OBJECTIVE
Across the listing below, count the lines that mention the string "Decode". Reply with the figure only.

Part of a data file
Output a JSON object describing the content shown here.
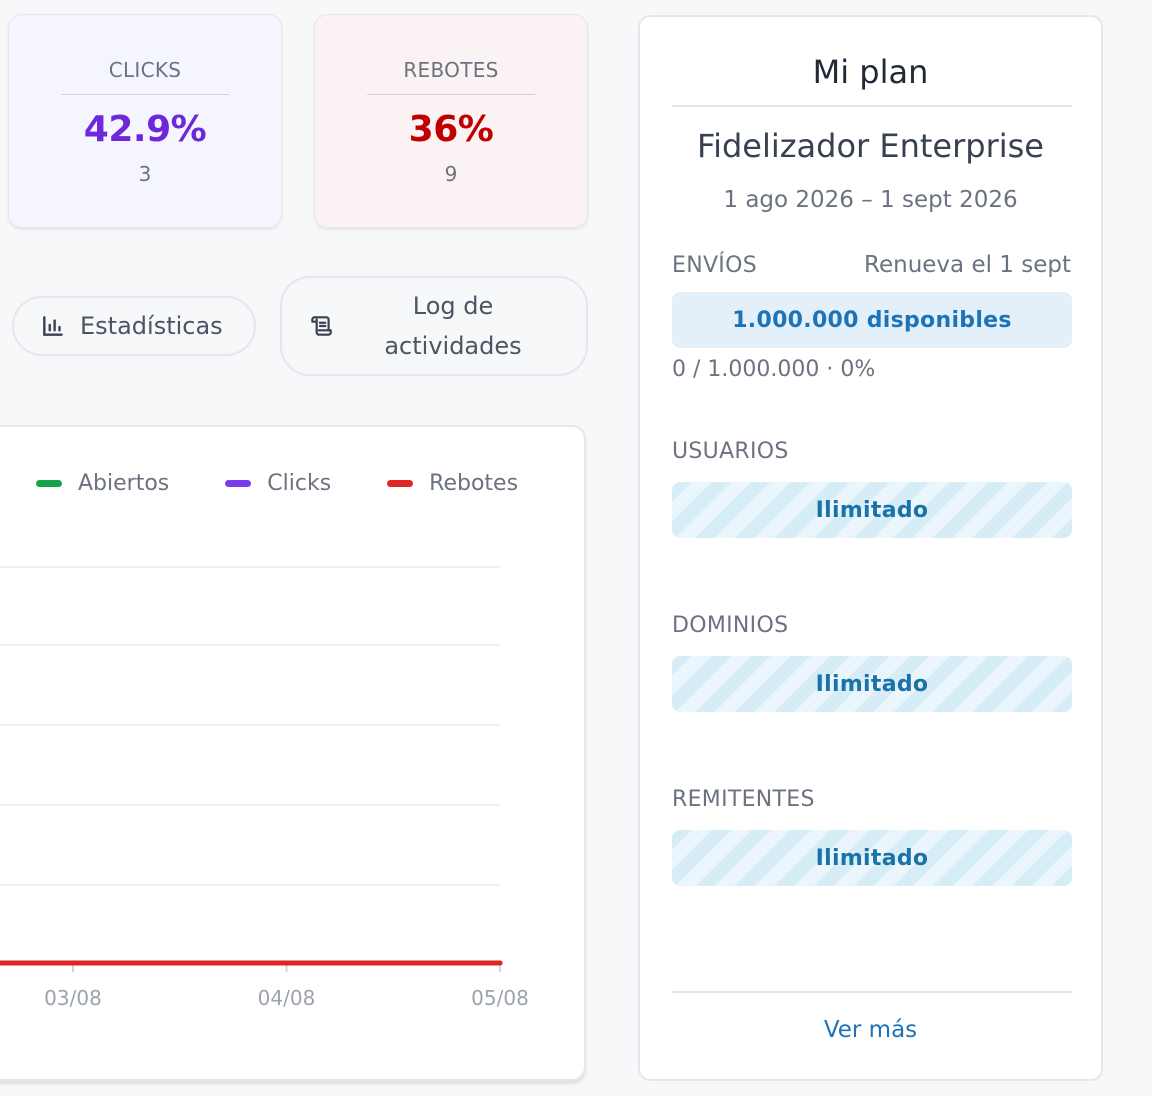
{
  "stats": {
    "clicks": {
      "label": "CLICKS",
      "percent": "42.9%",
      "count": "3"
    },
    "rebotes": {
      "label": "REBOTES",
      "percent": "36%",
      "count": "9"
    }
  },
  "actions": {
    "stats_label": "Estadísticas",
    "log_label_line1": "Log de",
    "log_label_line2": "actividades"
  },
  "chart_data": {
    "type": "line",
    "x": [
      "03/08",
      "04/08",
      "05/08"
    ],
    "series": [
      {
        "name": "Abiertos",
        "color": "#16a34a",
        "values": [
          0,
          0,
          0
        ]
      },
      {
        "name": "Clicks",
        "color": "#7c3aed",
        "values": [
          0,
          0,
          0
        ]
      },
      {
        "name": "Rebotes",
        "color": "#dc2626",
        "values": [
          0,
          0,
          0
        ]
      }
    ],
    "ylim": [
      0,
      5
    ],
    "grid": true,
    "legend": "top"
  },
  "plan": {
    "title": "Mi plan",
    "name": "Fidelizador Enterprise",
    "period": "1 ago 2026 – 1 sept 2026",
    "envios": {
      "label": "ENVÍOS",
      "renew": "Renueva el 1 sept",
      "available": "1.000.000 disponibles",
      "usage": "0 / 1.000.000 · 0%"
    },
    "usuarios": {
      "label": "USUARIOS",
      "value": "Ilimitado"
    },
    "dominios": {
      "label": "DOMINIOS",
      "value": "Ilimitado"
    },
    "remitentes": {
      "label": "REMITENTES",
      "value": "Ilimitado"
    },
    "more_link": "Ver más"
  },
  "icons": {
    "stats": "bar-chart-icon",
    "log": "scroll-icon"
  }
}
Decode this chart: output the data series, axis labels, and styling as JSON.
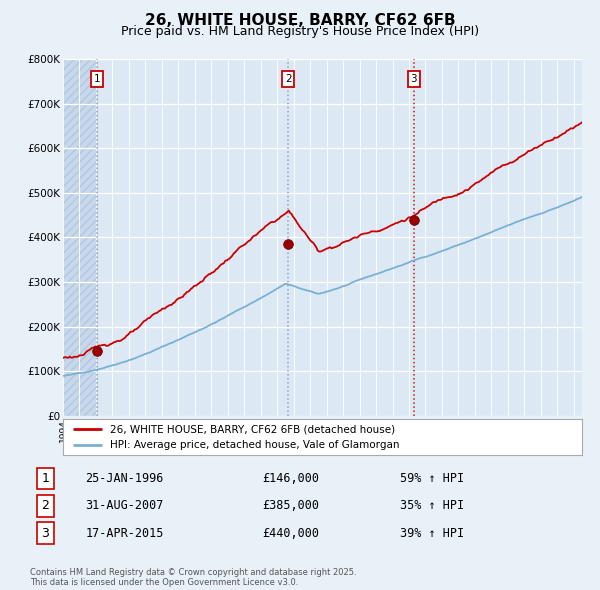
{
  "title": "26, WHITE HOUSE, BARRY, CF62 6FB",
  "subtitle": "Price paid vs. HM Land Registry's House Price Index (HPI)",
  "title_fontsize": 11,
  "subtitle_fontsize": 9,
  "bg_color": "#e8f0f8",
  "plot_bg_color": "#dce9f5",
  "grid_color": "#ffffff",
  "hatch_color": "#c8d8ea",
  "x_start_year": 1994,
  "x_end_year": 2025,
  "y_min": 0,
  "y_max": 800000,
  "y_ticks": [
    0,
    100000,
    200000,
    300000,
    400000,
    500000,
    600000,
    700000,
    800000
  ],
  "y_tick_labels": [
    "£0",
    "£100K",
    "£200K",
    "£300K",
    "£400K",
    "£500K",
    "£600K",
    "£700K",
    "£800K"
  ],
  "red_line_color": "#cc0000",
  "blue_line_color": "#7ab0d4",
  "purchases": [
    {
      "label": "1",
      "date_str": "25-JAN-1996",
      "year": 1996.07,
      "price": 146000,
      "pct": "59%",
      "direction": "↑",
      "vline_color": "#8899bb",
      "vline_style": ":"
    },
    {
      "label": "2",
      "date_str": "31-AUG-2007",
      "year": 2007.67,
      "price": 385000,
      "pct": "35%",
      "direction": "↑",
      "vline_color": "#8899bb",
      "vline_style": ":"
    },
    {
      "label": "3",
      "date_str": "17-APR-2015",
      "year": 2015.29,
      "price": 440000,
      "pct": "39%",
      "direction": "↑",
      "vline_color": "#cc0000",
      "vline_style": ":"
    }
  ],
  "legend_line1": "26, WHITE HOUSE, BARRY, CF62 6FB (detached house)",
  "legend_line2": "HPI: Average price, detached house, Vale of Glamorgan",
  "footer": "Contains HM Land Registry data © Crown copyright and database right 2025.\nThis data is licensed under the Open Government Licence v3.0."
}
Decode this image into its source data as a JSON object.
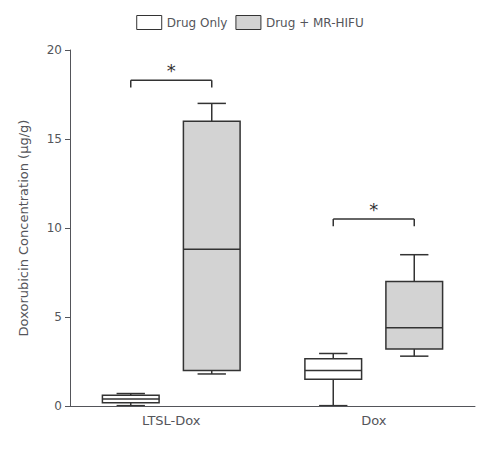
{
  "chart_data": {
    "type": "box",
    "ylabel": "Doxorubicin Concentration (µg/g)",
    "categories": [
      "LTSL-Dox",
      "Dox"
    ],
    "series": [
      {
        "name": "Drug Only",
        "color": "white",
        "values": [
          [
            0.02,
            0.18,
            0.4,
            0.6,
            0.7
          ],
          [
            0.02,
            1.5,
            2.0,
            2.65,
            2.95
          ]
        ]
      },
      {
        "name": "Drug + MR-HIFU",
        "color": "#d3d3d3",
        "values": [
          [
            1.8,
            2.0,
            8.8,
            16.0,
            17.0
          ],
          [
            2.8,
            3.2,
            4.4,
            7.0,
            8.5
          ]
        ]
      }
    ],
    "annotations": [
      {
        "text": "*",
        "category": "LTSL-Dox",
        "y": 18.3,
        "drop": 0.4
      },
      {
        "text": "*",
        "category": "Dox",
        "y": 10.5,
        "drop": 0.4
      }
    ],
    "ylim": [
      0,
      20
    ],
    "yticks": [
      0,
      5,
      10,
      15,
      20
    ],
    "grid": false,
    "legend": "top"
  }
}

RESULT OF THIS EXERCISE
2